■ **Your goal**: Please copy the records word for word, from their first line through the line that contains "- utterance-line: 그리고 그", with both of those lines included.

(Recorded data)

══════

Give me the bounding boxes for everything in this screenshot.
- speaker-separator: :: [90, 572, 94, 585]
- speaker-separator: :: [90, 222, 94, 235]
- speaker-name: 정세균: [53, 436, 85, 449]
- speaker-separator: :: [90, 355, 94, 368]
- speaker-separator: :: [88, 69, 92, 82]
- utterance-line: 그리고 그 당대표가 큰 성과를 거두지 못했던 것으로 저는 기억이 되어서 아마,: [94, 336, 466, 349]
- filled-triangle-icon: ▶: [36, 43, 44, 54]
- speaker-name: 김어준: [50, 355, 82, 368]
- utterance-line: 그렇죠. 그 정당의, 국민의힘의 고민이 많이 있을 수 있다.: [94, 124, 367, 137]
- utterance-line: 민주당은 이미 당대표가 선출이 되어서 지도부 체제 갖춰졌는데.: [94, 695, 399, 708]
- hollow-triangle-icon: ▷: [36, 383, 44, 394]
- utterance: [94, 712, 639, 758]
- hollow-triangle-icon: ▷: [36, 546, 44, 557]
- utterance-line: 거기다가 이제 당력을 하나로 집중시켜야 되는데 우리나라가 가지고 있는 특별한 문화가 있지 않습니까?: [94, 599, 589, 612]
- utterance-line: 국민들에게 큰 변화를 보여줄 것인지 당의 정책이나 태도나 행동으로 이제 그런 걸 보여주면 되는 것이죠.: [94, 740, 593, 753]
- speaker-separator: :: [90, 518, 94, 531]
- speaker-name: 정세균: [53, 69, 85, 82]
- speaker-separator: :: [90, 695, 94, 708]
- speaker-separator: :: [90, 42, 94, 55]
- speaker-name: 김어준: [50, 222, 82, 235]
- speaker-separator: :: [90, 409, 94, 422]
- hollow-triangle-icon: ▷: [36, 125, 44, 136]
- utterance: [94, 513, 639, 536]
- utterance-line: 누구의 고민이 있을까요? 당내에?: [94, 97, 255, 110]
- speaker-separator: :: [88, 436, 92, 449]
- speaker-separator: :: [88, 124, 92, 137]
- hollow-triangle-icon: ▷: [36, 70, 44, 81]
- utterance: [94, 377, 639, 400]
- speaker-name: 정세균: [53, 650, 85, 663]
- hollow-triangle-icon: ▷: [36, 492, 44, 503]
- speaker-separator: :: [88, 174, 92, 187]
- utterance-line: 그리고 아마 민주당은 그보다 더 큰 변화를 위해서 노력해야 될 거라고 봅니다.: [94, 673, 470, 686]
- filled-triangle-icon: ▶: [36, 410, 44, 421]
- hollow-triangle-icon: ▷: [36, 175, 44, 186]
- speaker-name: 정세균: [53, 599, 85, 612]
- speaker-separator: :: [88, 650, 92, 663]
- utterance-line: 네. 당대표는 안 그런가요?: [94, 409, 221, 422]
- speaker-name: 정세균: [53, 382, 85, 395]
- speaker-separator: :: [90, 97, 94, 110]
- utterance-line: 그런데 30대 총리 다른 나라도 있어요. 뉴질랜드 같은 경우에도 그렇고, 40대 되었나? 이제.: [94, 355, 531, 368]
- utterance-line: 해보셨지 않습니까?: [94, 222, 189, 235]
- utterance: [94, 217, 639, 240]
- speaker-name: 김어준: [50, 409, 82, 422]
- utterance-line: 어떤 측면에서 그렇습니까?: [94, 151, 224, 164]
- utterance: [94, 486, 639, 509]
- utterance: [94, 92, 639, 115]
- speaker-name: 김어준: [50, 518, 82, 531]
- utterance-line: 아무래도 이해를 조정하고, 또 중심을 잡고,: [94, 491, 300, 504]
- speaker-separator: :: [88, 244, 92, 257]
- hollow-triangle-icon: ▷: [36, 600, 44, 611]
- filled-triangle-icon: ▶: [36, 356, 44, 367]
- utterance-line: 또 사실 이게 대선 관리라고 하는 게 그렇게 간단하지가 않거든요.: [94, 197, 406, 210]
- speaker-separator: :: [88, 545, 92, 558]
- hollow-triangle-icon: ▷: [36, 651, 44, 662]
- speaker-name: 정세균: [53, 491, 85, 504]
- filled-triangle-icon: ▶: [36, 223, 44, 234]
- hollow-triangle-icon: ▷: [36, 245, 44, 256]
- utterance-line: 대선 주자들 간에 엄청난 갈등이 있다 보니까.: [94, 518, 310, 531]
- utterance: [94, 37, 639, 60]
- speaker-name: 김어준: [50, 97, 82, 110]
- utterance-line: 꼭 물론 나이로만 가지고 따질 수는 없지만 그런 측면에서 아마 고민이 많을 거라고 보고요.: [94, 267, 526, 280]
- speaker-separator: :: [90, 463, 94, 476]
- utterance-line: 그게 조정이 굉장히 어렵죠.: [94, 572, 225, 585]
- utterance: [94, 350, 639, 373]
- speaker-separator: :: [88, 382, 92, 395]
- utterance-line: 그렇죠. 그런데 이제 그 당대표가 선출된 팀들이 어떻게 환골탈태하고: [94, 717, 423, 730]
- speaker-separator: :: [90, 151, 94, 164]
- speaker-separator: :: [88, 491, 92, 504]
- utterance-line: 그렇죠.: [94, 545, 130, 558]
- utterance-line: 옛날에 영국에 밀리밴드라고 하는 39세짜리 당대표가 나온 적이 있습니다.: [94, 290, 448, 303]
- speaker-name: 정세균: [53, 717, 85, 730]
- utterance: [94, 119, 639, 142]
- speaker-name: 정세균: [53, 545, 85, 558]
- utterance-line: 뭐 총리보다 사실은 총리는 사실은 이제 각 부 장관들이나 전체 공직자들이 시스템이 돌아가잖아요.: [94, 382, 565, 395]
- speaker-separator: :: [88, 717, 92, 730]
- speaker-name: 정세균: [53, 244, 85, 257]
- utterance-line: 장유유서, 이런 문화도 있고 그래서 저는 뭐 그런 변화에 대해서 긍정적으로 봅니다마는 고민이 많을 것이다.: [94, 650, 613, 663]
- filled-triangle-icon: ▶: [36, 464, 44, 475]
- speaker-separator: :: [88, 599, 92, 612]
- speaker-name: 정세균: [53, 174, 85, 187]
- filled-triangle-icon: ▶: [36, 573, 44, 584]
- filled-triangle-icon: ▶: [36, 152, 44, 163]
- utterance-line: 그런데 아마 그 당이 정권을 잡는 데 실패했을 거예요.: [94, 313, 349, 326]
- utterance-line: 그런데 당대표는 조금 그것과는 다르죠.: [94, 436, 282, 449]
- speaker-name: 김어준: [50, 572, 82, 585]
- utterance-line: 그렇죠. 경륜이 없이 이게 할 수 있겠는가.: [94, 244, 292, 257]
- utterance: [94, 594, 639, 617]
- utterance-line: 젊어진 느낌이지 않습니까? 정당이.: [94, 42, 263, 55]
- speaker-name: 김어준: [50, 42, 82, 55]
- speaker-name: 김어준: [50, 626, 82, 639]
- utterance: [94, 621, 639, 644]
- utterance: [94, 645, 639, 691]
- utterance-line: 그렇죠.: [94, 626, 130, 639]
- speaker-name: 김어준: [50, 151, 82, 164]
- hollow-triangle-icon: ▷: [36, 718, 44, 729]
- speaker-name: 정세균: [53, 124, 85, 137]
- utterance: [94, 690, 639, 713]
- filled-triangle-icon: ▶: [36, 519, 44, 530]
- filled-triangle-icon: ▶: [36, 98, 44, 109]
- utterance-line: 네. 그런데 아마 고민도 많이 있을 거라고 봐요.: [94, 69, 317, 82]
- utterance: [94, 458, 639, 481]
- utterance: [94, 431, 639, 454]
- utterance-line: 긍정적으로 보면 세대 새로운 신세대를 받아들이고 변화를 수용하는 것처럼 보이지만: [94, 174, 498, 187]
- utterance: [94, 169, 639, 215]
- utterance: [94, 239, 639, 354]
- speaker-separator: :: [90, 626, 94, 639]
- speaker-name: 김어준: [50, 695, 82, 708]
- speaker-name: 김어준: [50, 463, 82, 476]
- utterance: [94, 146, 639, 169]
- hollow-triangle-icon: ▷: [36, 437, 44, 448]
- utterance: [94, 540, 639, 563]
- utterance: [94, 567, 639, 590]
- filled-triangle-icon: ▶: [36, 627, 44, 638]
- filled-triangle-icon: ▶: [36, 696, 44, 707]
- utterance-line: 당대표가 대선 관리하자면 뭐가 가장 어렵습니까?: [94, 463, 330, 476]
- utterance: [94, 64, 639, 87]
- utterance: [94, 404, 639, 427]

══════

■ **Result of the task**:
Give me the bounding boxes for everything in this screenshot.
- speaker-separator: :: [90, 572, 94, 585]
- speaker-separator: :: [90, 222, 94, 235]
- speaker-name: 정세균: [53, 436, 85, 449]
- speaker-separator: :: [90, 355, 94, 368]
- speaker-separator: :: [88, 69, 92, 82]
- utterance-line: 그리고 그 당대표가 큰 성과를 거두지 못했던 것으로 저는 기억이 되어서 아마,: [94, 336, 466, 349]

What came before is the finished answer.